### WHAT NEEDS TO BE DONE
Your task is to return, word for word, only the lines from the line with "Read this page and output its text content." through the close of the data. Exclude all pictures.

### AVAILABLE DATA
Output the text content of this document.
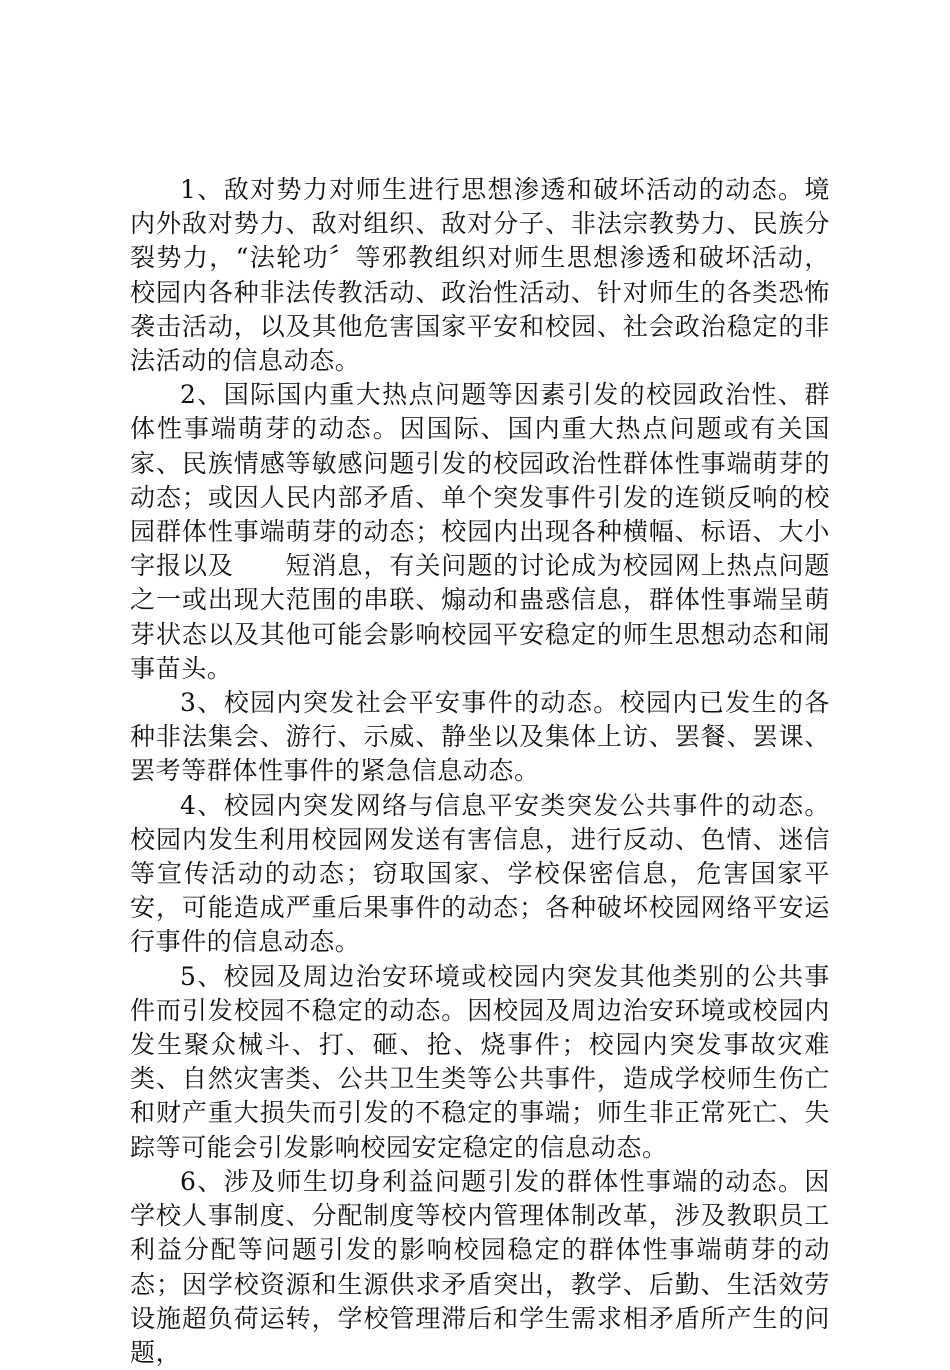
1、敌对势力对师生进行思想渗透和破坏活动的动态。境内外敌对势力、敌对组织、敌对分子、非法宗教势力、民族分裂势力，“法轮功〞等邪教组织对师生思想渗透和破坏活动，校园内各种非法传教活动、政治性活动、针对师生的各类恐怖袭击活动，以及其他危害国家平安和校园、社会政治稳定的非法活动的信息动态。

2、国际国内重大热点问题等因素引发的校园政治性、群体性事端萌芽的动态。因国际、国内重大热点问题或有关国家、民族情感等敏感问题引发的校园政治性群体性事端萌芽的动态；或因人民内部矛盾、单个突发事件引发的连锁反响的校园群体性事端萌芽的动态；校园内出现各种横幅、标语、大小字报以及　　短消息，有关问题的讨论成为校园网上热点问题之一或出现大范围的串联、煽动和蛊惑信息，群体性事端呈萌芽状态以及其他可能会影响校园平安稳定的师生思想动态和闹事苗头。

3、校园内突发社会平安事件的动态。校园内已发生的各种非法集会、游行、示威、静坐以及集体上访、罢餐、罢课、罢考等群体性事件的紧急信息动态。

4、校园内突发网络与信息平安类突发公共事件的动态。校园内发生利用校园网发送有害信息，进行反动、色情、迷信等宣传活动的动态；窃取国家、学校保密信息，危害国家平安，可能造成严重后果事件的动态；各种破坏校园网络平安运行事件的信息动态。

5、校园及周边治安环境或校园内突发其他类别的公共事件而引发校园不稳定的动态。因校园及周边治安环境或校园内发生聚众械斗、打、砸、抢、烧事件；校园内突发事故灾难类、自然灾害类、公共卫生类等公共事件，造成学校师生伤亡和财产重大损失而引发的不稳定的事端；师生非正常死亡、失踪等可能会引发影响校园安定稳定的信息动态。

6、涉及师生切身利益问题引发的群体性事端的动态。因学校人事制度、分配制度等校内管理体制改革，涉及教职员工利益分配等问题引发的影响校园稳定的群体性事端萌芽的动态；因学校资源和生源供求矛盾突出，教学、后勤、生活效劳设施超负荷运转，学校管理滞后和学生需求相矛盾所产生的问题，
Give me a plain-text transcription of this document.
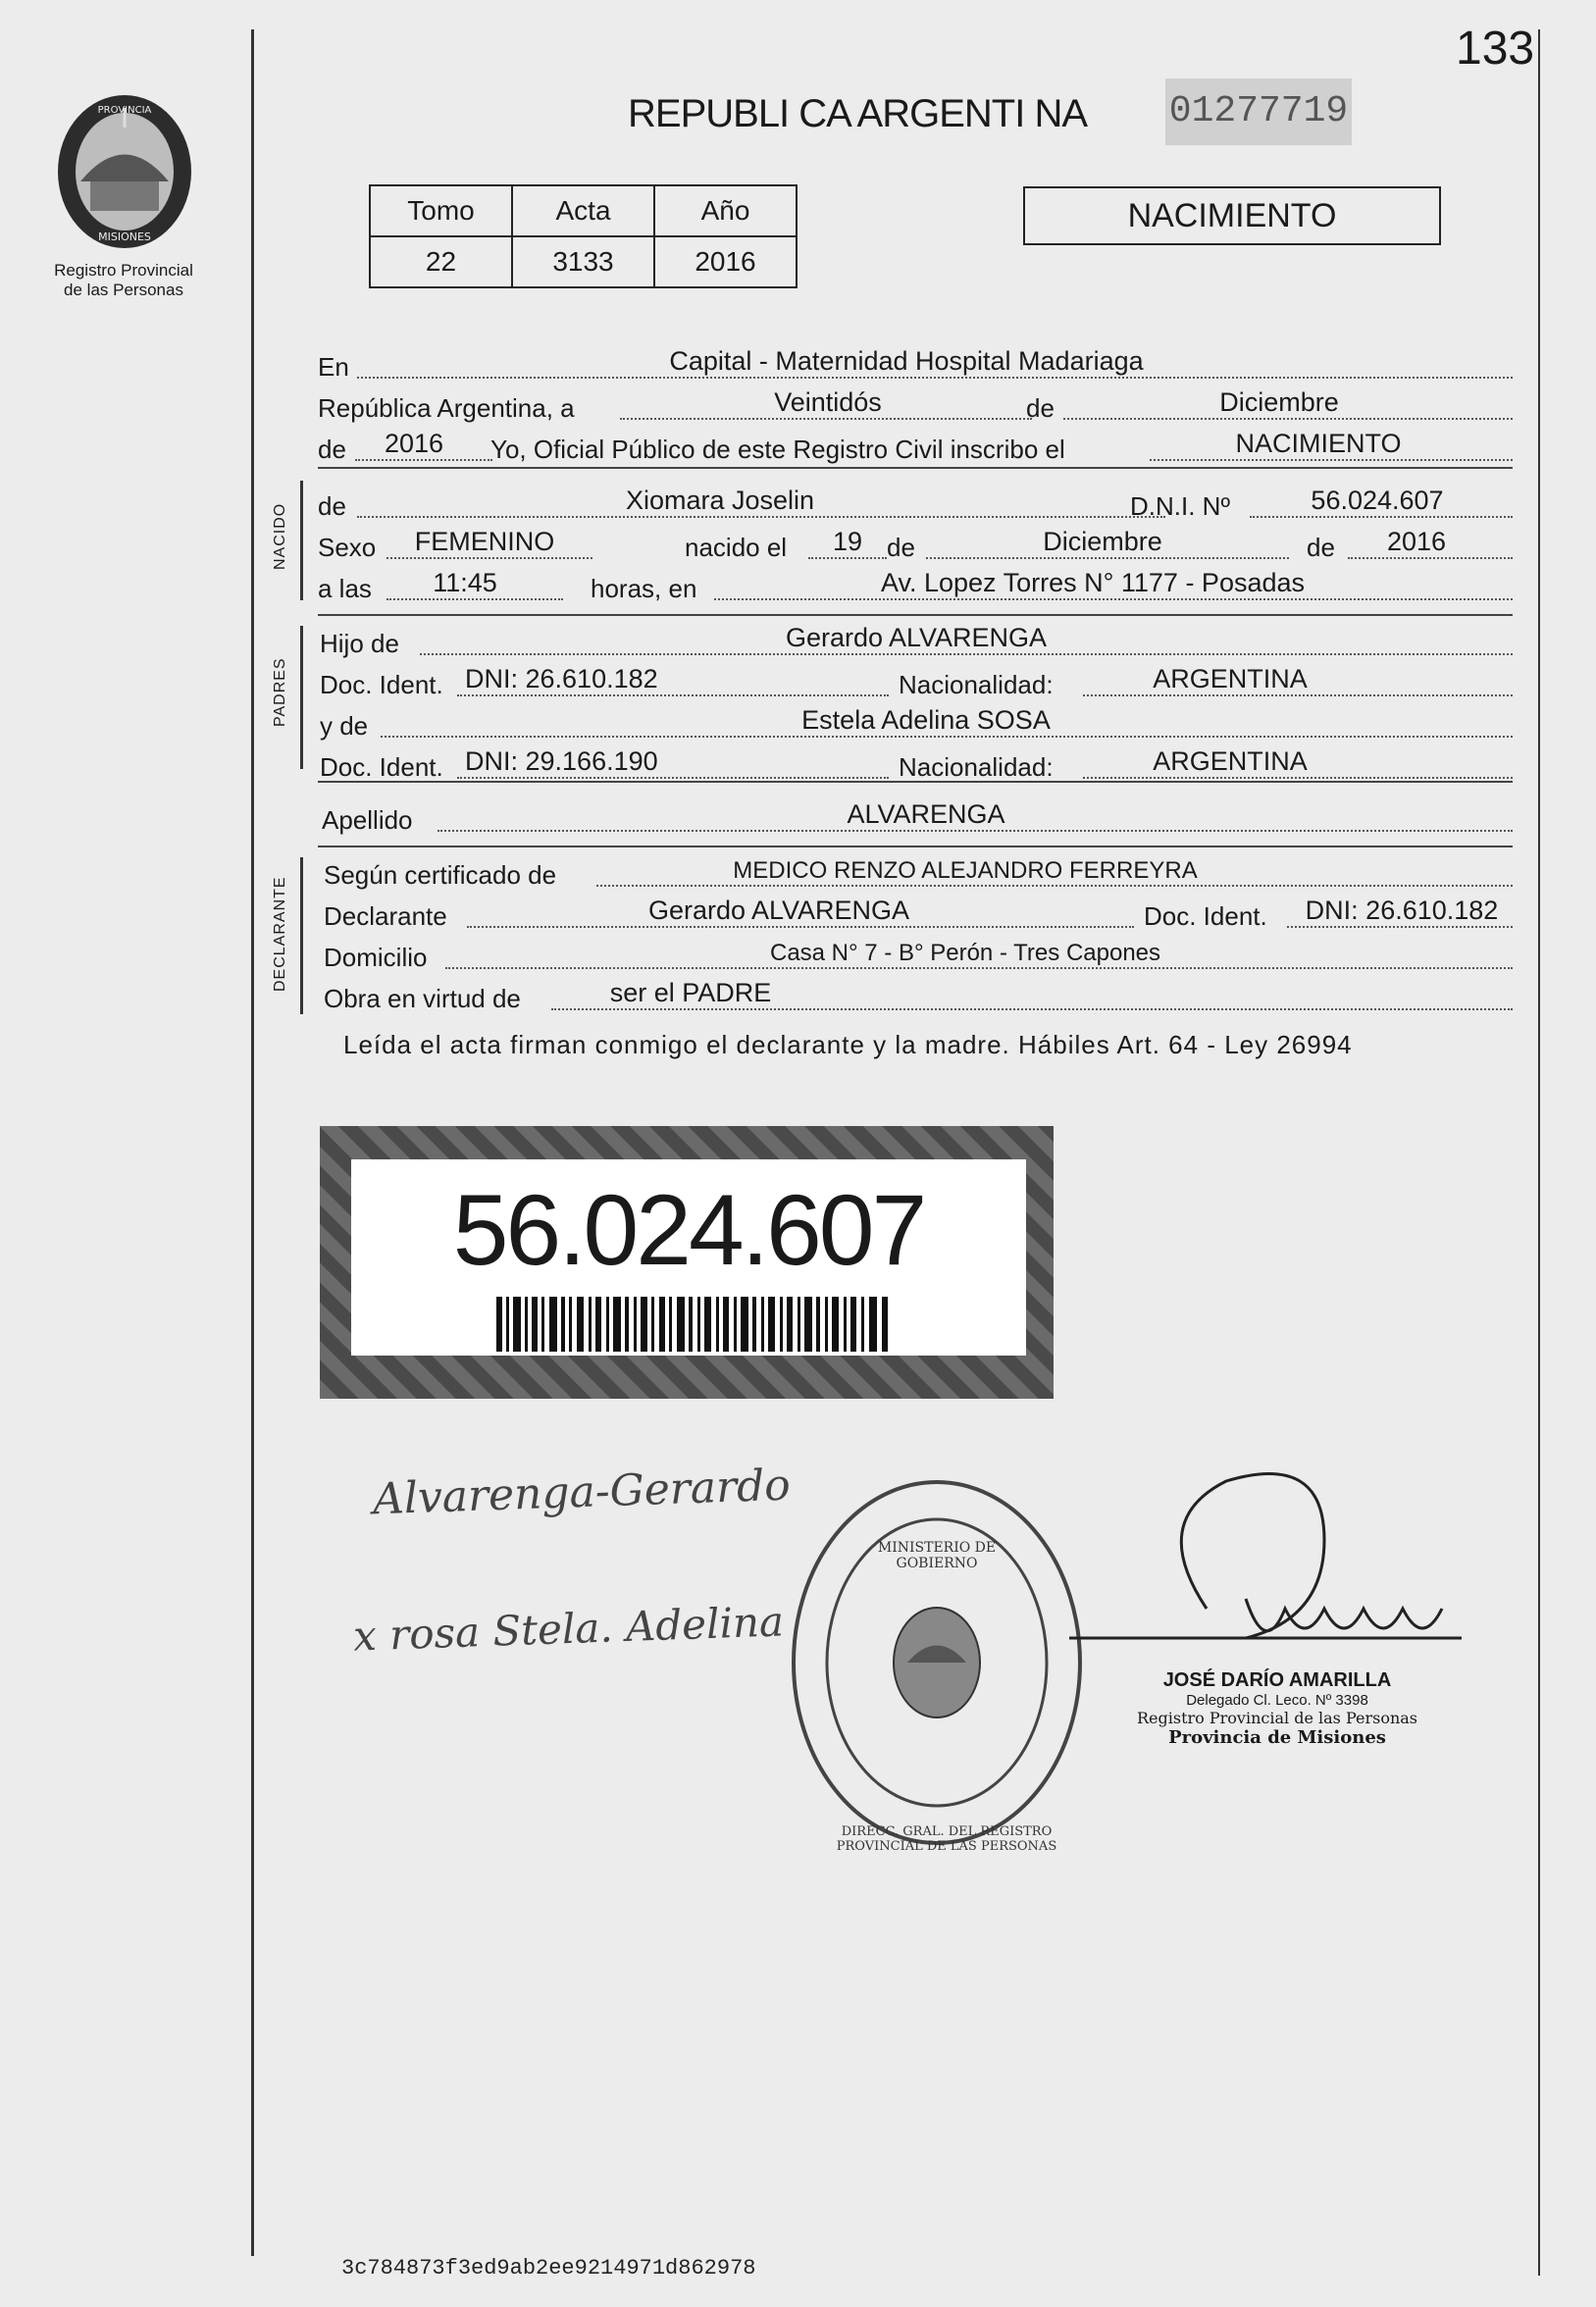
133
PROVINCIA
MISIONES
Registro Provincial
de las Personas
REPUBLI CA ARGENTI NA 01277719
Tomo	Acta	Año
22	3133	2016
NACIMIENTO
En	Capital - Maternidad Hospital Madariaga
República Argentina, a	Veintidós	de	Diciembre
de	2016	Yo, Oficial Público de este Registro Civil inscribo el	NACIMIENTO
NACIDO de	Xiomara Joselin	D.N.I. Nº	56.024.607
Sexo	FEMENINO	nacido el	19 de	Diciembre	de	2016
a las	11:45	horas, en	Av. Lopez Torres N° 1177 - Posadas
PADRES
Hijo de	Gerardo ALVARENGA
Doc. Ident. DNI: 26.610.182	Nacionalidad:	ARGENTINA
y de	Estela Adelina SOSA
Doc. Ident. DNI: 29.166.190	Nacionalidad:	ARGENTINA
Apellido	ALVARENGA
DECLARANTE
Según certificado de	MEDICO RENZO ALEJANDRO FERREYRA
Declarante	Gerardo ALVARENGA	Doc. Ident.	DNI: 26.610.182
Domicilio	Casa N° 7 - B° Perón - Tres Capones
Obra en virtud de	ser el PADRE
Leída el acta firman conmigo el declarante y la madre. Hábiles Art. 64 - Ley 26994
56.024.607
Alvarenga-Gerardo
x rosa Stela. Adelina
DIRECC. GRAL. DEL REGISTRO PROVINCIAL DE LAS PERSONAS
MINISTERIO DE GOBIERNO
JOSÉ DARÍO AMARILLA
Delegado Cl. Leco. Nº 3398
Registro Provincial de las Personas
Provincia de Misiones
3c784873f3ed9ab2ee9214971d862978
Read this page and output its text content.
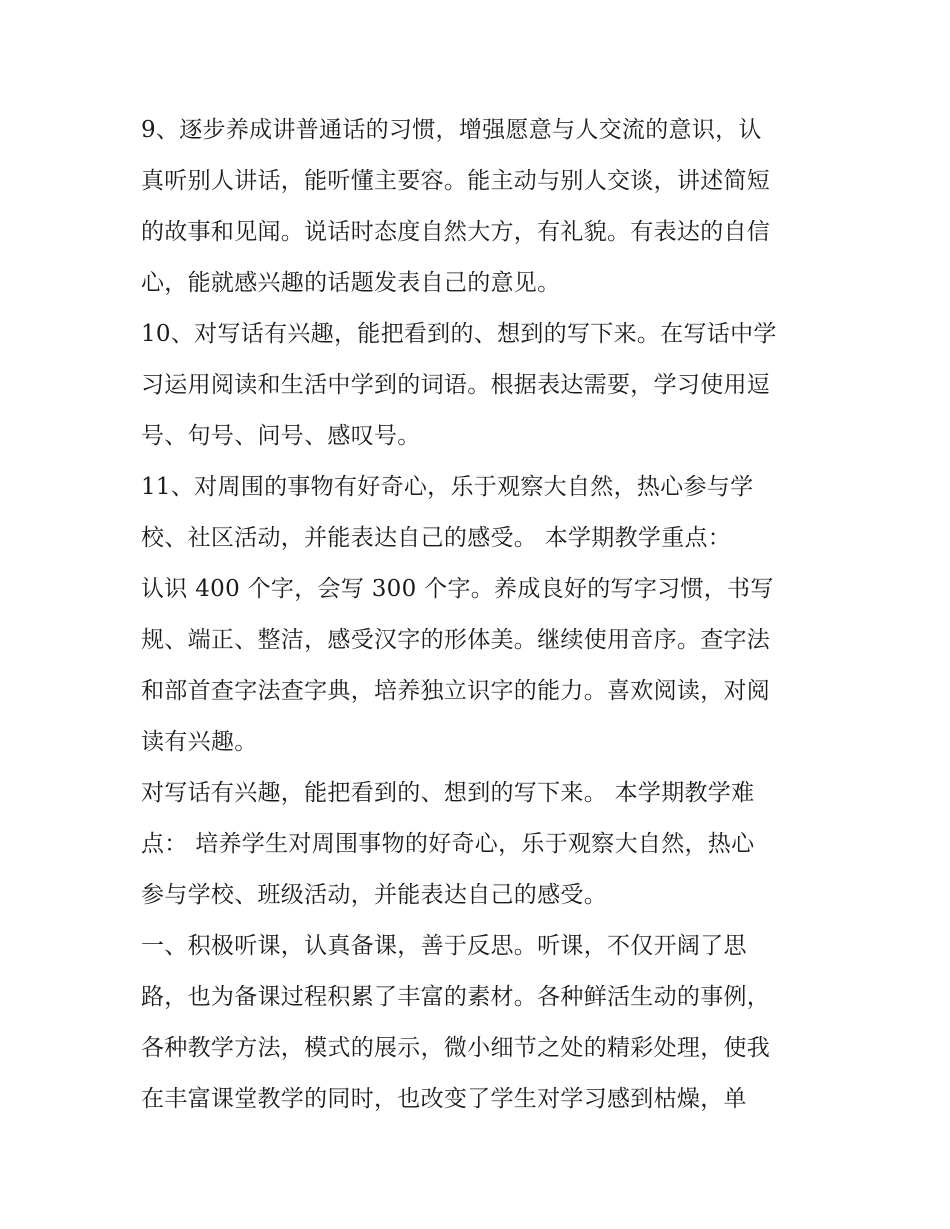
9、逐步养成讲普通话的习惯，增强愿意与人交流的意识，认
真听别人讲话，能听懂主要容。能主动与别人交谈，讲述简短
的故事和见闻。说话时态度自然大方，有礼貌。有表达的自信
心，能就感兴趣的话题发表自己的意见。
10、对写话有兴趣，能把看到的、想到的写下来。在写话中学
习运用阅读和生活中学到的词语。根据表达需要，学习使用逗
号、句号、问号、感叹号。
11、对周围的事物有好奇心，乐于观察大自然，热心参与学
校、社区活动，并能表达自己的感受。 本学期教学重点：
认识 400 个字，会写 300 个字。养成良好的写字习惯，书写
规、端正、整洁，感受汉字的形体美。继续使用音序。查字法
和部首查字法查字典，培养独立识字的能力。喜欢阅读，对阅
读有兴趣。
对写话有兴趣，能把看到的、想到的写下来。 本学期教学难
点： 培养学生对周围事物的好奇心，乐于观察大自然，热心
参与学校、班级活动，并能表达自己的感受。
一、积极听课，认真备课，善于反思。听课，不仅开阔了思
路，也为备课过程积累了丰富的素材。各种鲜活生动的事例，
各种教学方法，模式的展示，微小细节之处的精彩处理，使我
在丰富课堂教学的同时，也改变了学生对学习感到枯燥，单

### REPLY TO THE EXERCISE
Read this page and output its text content.
9、逐步养成讲普通话的习惯，增强愿意与人交流的意识，认
真听别人讲话，能听懂主要容。能主动与别人交谈，讲述简短
的故事和见闻。说话时态度自然大方，有礼貌。有表达的自信
心，能就感兴趣的话题发表自己的意见。
10、对写话有兴趣，能把看到的、想到的写下来。在写话中学
习运用阅读和生活中学到的词语。根据表达需要，学习使用逗
号、句号、问号、感叹号。
11、对周围的事物有好奇心，乐于观察大自然，热心参与学
校、社区活动，并能表达自己的感受。 本学期教学重点：
认识 400 个字，会写 300 个字。养成良好的写字习惯，书写
规、端正、整洁，感受汉字的形体美。继续使用音序。查字法
和部首查字法查字典，培养独立识字的能力。喜欢阅读，对阅
读有兴趣。
对写话有兴趣，能把看到的、想到的写下来。 本学期教学难
点： 培养学生对周围事物的好奇心，乐于观察大自然，热心
参与学校、班级活动，并能表达自己的感受。
一、积极听课，认真备课，善于反思。听课，不仅开阔了思
路，也为备课过程积累了丰富的素材。各种鲜活生动的事例，
各种教学方法，模式的展示，微小细节之处的精彩处理，使我
在丰富课堂教学的同时，也改变了学生对学习感到枯燥，单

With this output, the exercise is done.